__Set task__: Write the records below out in full, character for character, with no pictures.

__Rows__:
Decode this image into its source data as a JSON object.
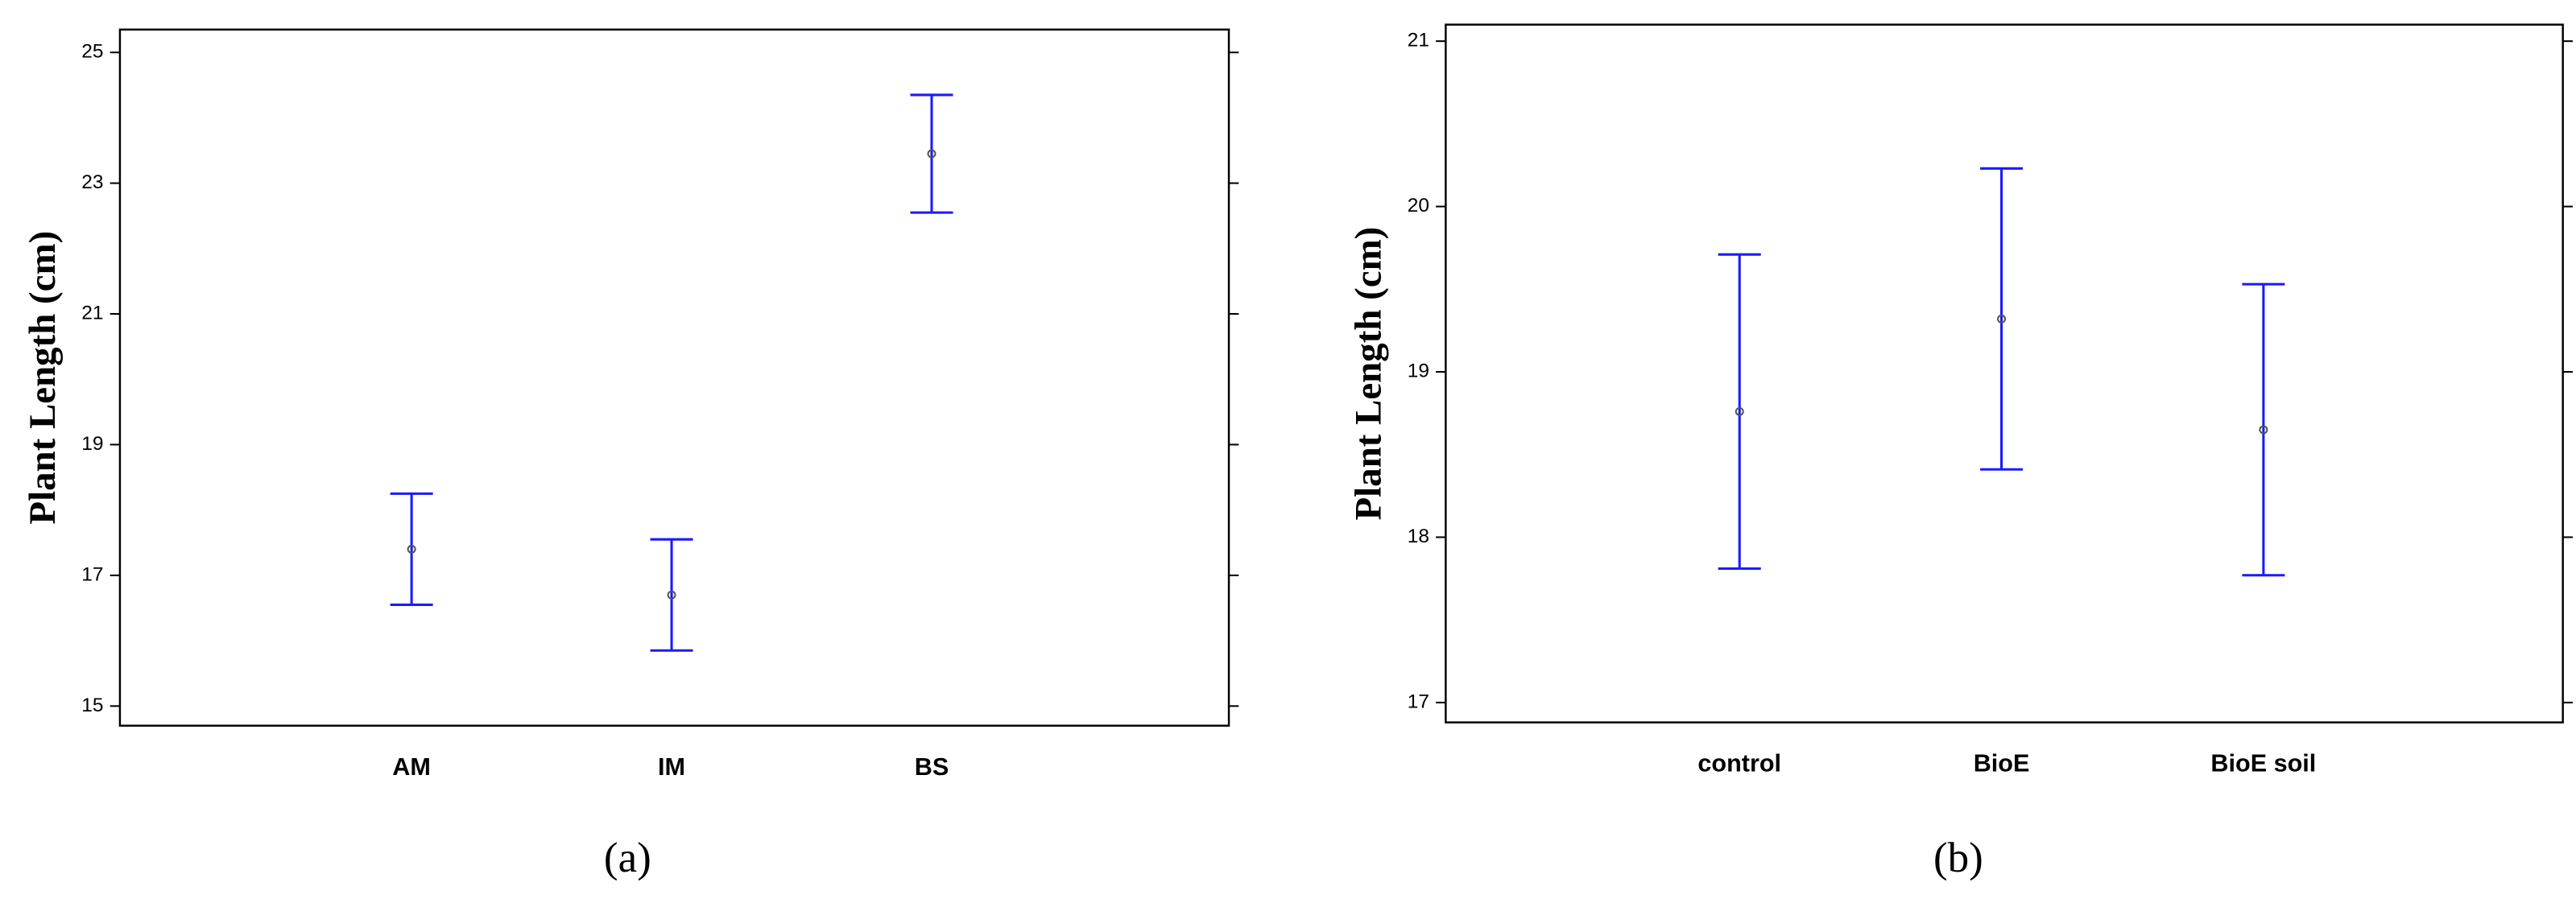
{
  "chart_data": [
    {
      "type": "errorbar",
      "ylabel": "Plant Length (cm)",
      "caption": "(a)",
      "categories": [
        "AM",
        "IM",
        "BS"
      ],
      "values": [
        17.4,
        16.7,
        23.45
      ],
      "errors": [
        0.85,
        0.85,
        0.9
      ],
      "color": "#1a1aff",
      "ylim": [
        14.7,
        25.35
      ],
      "yticks": [
        15,
        17,
        19,
        21,
        23,
        25
      ]
    },
    {
      "type": "errorbar",
      "ylabel": "Plant Length (cm)",
      "caption": "(b)",
      "categories": [
        "control",
        "BioE",
        "BioE soil"
      ],
      "values": [
        18.76,
        19.32,
        18.65
      ],
      "errors": [
        0.95,
        0.91,
        0.88
      ],
      "color": "#1a1aff",
      "ylim": [
        16.88,
        21.1
      ],
      "yticks": [
        17,
        18,
        19,
        20,
        21
      ]
    }
  ]
}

__Response below__:
Decode this image into its source data as a JSON object.
{
  "chart_data": [
    {
      "type": "errorbar",
      "ylabel": "Plant Length (cm)",
      "caption": "(a)",
      "categories": [
        "AM",
        "IM",
        "BS"
      ],
      "values": [
        17.4,
        16.7,
        23.45
      ],
      "errors": [
        0.85,
        0.85,
        0.9
      ],
      "color": "#1a1aff",
      "ylim": [
        14.7,
        25.35
      ],
      "yticks": [
        15,
        17,
        19,
        21,
        23,
        25
      ]
    },
    {
      "type": "errorbar",
      "ylabel": "Plant Length (cm)",
      "caption": "(b)",
      "categories": [
        "control",
        "BioE",
        "BioE soil"
      ],
      "values": [
        18.76,
        19.32,
        18.65
      ],
      "errors": [
        0.95,
        0.91,
        0.88
      ],
      "color": "#1a1aff",
      "ylim": [
        16.88,
        21.1
      ],
      "yticks": [
        17,
        18,
        19,
        20,
        21
      ]
    }
  ]
}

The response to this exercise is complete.